Figure record extracts:
%%

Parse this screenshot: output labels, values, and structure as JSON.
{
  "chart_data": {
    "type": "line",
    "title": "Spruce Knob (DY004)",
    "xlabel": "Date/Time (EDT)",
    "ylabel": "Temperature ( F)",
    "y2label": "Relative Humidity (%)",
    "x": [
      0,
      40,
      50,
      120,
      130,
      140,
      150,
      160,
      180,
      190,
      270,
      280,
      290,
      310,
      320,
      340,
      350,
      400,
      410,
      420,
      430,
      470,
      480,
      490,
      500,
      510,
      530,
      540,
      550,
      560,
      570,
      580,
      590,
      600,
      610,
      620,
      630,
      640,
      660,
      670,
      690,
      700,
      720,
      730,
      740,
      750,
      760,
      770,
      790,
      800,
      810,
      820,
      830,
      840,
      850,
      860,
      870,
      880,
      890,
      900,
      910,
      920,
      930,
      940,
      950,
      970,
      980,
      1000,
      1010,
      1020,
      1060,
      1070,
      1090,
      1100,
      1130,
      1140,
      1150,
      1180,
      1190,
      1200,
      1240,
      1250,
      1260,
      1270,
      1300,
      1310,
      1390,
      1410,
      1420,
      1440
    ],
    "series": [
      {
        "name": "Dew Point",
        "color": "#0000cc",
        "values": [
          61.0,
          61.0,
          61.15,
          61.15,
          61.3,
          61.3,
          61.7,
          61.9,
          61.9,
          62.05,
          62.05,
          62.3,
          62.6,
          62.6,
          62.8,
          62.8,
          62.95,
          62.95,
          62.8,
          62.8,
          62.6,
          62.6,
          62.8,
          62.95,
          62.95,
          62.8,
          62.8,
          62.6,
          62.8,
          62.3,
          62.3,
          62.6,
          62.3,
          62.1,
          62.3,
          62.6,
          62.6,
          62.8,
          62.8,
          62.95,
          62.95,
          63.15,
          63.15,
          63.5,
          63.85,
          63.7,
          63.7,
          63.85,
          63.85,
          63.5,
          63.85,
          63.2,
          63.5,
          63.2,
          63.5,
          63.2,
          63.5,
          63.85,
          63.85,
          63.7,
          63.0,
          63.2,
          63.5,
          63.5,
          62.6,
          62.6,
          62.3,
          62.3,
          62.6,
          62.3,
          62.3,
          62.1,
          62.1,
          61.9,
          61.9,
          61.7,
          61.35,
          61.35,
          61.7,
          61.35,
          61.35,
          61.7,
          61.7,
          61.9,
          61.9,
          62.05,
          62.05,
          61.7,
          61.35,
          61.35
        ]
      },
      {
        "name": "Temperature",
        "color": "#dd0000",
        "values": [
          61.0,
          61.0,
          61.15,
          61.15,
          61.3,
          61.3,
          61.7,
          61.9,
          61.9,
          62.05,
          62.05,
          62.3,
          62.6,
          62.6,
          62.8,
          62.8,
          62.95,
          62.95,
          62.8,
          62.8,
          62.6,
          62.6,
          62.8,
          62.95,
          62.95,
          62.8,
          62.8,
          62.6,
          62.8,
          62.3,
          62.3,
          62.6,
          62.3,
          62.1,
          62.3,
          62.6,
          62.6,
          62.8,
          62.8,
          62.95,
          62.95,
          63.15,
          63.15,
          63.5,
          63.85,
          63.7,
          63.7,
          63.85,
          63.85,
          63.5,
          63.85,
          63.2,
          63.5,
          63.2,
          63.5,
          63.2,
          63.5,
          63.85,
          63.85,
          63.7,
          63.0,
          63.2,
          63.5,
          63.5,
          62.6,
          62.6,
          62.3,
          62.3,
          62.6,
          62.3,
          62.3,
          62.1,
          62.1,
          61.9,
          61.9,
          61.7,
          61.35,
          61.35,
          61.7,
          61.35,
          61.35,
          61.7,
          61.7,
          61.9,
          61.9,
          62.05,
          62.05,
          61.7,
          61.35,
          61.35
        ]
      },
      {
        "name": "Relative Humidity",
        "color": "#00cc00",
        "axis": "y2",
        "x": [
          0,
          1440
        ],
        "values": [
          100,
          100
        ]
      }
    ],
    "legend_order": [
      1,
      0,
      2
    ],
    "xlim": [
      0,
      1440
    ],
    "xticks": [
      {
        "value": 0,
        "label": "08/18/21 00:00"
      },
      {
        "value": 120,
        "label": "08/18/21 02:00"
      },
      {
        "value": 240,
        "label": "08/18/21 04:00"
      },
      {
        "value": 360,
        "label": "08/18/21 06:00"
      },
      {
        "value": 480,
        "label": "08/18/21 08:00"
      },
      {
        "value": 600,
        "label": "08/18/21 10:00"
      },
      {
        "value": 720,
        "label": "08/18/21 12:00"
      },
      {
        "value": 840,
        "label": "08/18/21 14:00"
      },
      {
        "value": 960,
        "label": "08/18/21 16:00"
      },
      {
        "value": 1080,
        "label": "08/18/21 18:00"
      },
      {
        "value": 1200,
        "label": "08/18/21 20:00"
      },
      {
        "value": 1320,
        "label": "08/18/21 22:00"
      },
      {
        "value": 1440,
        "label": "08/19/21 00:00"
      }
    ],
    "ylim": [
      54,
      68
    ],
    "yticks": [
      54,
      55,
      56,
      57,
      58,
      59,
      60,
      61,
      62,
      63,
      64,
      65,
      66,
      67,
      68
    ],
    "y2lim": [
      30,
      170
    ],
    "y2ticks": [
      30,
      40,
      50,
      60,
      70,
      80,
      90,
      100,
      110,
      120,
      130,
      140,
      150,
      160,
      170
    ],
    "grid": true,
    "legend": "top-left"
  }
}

%%

What the task asks:
Locate the string "name" in the listing above and copy every line where it occurs.

Full solution:
        "name": "Dew Point",
        "name": "Temperature",
        "name": "Relative Humidity",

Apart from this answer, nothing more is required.